## Exercise details
From the entries below, gather each line containing the word "evaluated".
:: Data supplied ::
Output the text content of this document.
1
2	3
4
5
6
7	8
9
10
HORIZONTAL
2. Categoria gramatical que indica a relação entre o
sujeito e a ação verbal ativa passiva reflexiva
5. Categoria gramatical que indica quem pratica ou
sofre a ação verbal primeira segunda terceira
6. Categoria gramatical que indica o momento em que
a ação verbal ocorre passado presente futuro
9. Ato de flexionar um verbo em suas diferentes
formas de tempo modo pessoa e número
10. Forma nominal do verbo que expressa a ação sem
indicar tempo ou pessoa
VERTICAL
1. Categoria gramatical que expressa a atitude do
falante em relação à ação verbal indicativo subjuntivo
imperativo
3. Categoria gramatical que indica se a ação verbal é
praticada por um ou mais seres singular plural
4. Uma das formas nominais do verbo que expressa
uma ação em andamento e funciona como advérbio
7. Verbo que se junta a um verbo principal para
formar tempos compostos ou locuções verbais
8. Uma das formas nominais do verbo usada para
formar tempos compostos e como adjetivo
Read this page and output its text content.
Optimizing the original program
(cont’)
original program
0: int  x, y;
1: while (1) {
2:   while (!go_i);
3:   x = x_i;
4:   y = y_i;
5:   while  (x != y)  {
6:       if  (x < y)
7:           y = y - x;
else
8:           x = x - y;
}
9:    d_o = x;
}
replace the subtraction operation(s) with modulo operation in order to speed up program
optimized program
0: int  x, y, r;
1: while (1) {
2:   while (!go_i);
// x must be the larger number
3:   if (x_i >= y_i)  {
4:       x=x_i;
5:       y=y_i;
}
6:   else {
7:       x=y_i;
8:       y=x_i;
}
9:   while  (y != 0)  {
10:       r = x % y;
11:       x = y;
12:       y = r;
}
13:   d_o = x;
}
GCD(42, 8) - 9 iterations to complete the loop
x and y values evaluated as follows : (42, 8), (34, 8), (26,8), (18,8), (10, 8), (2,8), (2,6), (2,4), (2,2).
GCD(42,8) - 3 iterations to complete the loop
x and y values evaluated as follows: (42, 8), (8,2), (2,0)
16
:::
## Finished answer
x and y values evaluated as follows : (42, 8), (34, 8), (26,8), (18,8), (10, 8), (2,8), (2,6), (2,4), (2,2).
x and y values evaluated as follows: (42, 8), (8,2), (2,0)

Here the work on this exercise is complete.